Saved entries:
···
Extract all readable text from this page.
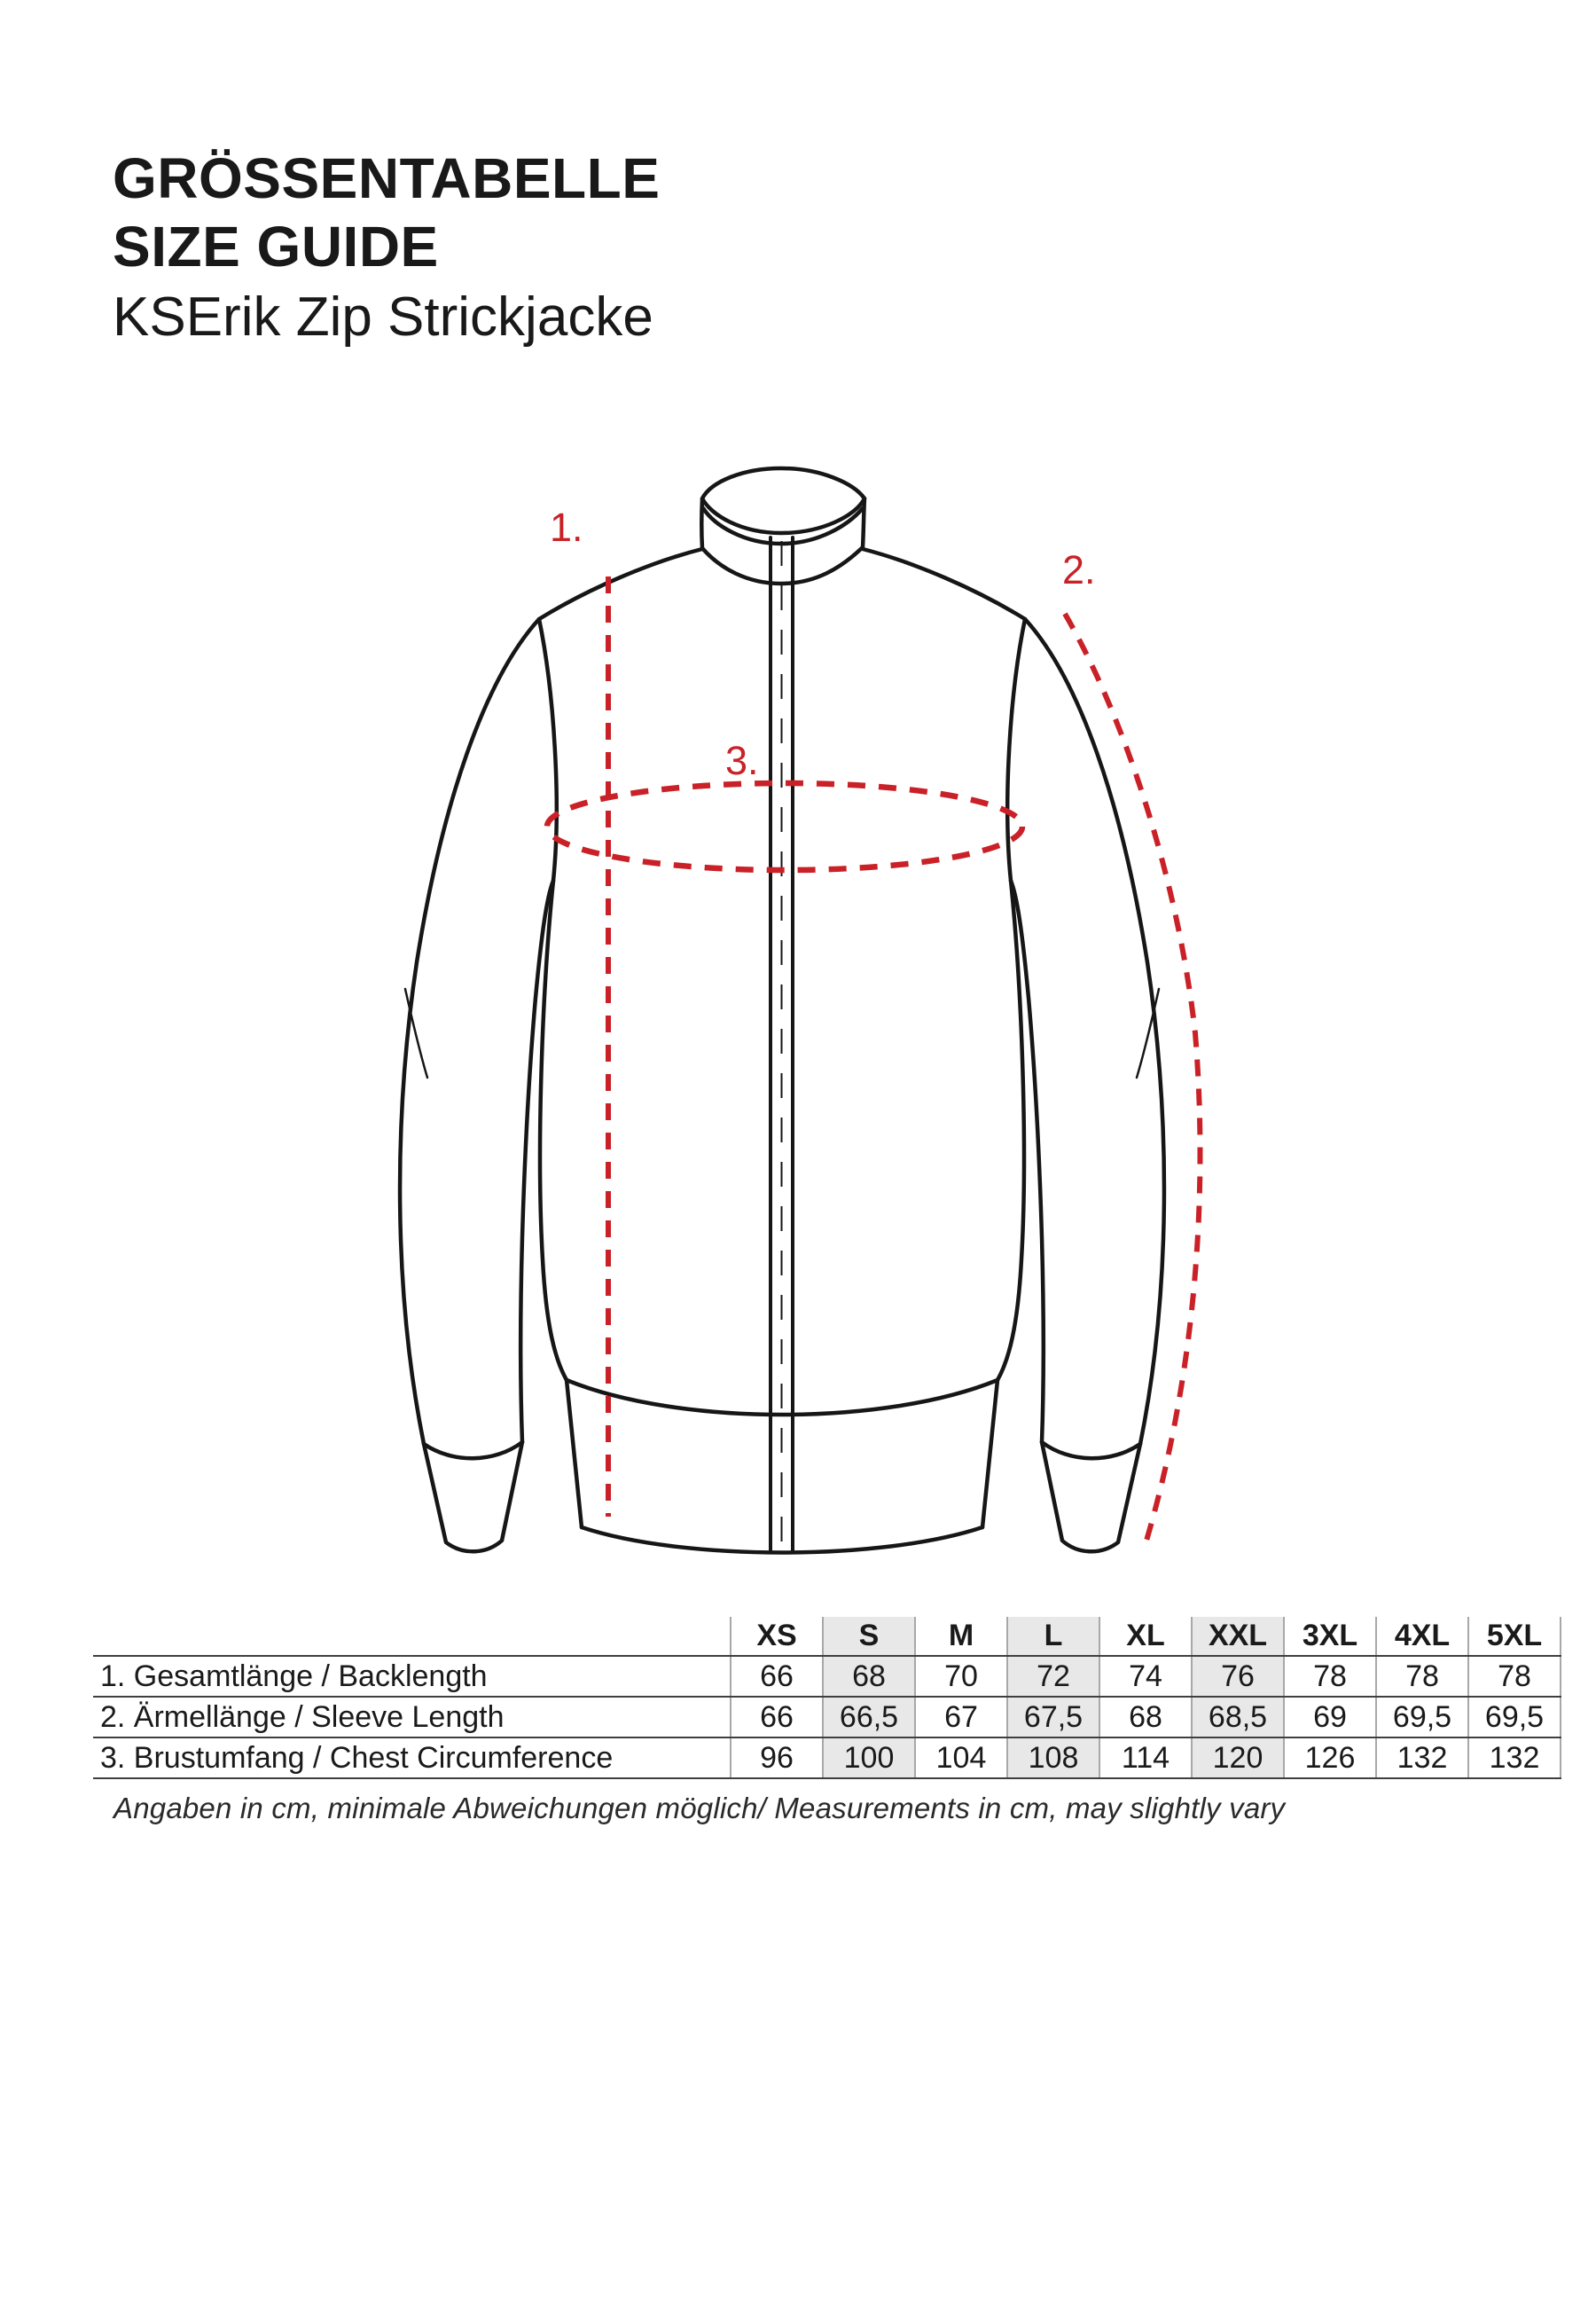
GRÖSSENTABELLE
SIZE GUIDE
KSErik Zip Strickjacke
1.
2.
3.
	XS	S	M	L	XL	XXL	3XL	4XL	5XL
1. Gesamtlänge / Backlength	66	68	70	72	74	76	78	78	78
2. Ärmellänge / Sleeve Length	66	66,5	67	67,5	68	68,5	69	69,5	69,5
3. Brustumfang / Chest Circumference	96	100	104	108	114	120	126	132	132
Angaben in cm, minimale Abweichungen möglich/ Measurements in cm, may slightly vary
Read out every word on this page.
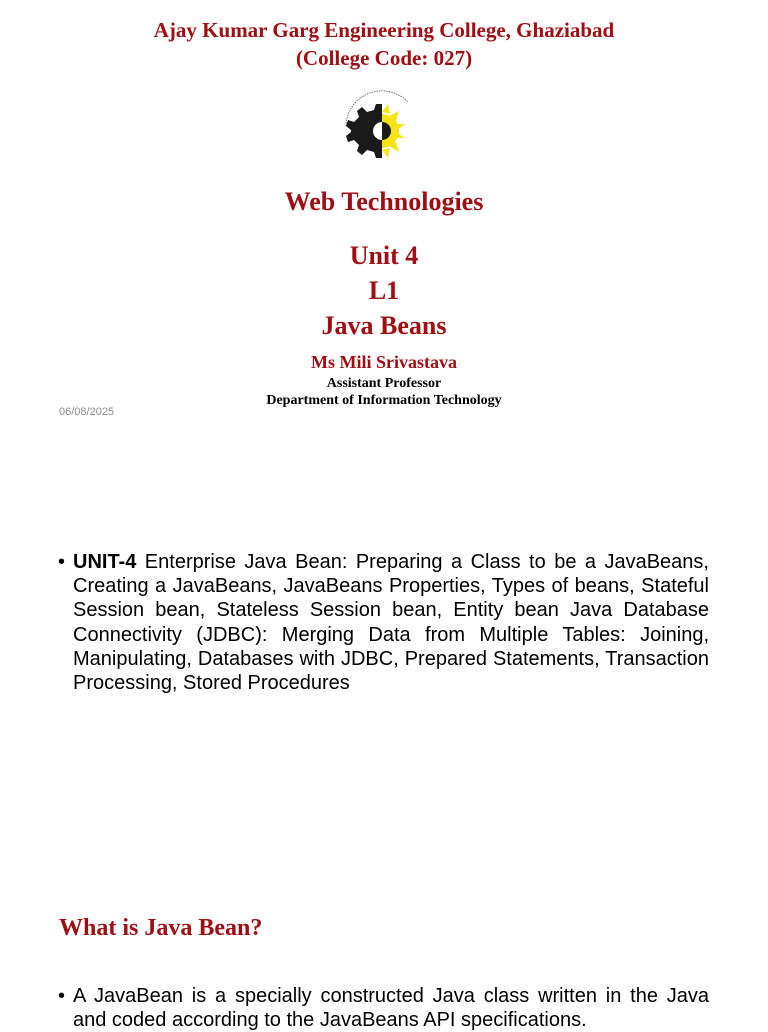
Ajay Kumar Garg Engineering College, Ghaziabad
(College Code: 027)
Web Technologies
Unit 4
L1
Java Beans
Ms Mili Srivastava
Assistant Professor
Department of Information Technology
06/08/2025
• UNIT-4 Enterprise Java Bean: Preparing a Class to be a JavaBeans, Creating a JavaBeans, JavaBeans Properties, Types of beans, Stateful Session bean, Stateless Session bean, Entity bean Java Database Connectivity (JDBC): Merging Data from Multiple Tables: Joining, Manipulating, Databases with JDBC, Prepared Statements, Transaction Processing, Stored Procedures
What is Java Bean?
• A JavaBean is a specially constructed Java class written in the Java and coded according to the JavaBeans API specifications.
···
* Aim *
Return the whole listing, word for word, and leave out every picture.

* Response for this exercise *
Extract all readable text from this page.
GRÖSSENTABELLE
SIZE GUIDE
KSErik Zip Strickjacke
1.
2.
3.
	XS	S	M	L	XL	XXL	3XL	4XL	5XL
1. Gesamtlänge / Backlength	66	68	70	72	74	76	78	78	78
2. Ärmellänge / Sleeve Length	66	66,5	67	67,5	68	68,5	69	69,5	69,5
3. Brustumfang / Chest Circumference	96	100	104	108	114	120	126	132	132
Angaben in cm, minimale Abweichungen möglich/ Measurements in cm, may slightly vary
Read out every word on this page.
Ajay Kumar Garg Engineering College, Ghaziabad
(College Code: 027)
Web Technologies
Unit 4
L1
Java Beans
Ms Mili Srivastava
Assistant Professor
Department of Information Technology
06/08/2025
• UNIT-4 Enterprise Java Bean: Preparing a Class to be a JavaBeans, Creating a JavaBeans, JavaBeans Properties, Types of beans, Stateful Session bean, Stateless Session bean, Entity bean Java Database Connectivity (JDBC): Merging Data from Multiple Tables: Joining, Manipulating, Databases with JDBC, Prepared Statements, Transaction Processing, Stored Procedures
What is Java Bean?
• A JavaBean is a specially constructed Java class written in the Java and coded according to the JavaBeans API specifications.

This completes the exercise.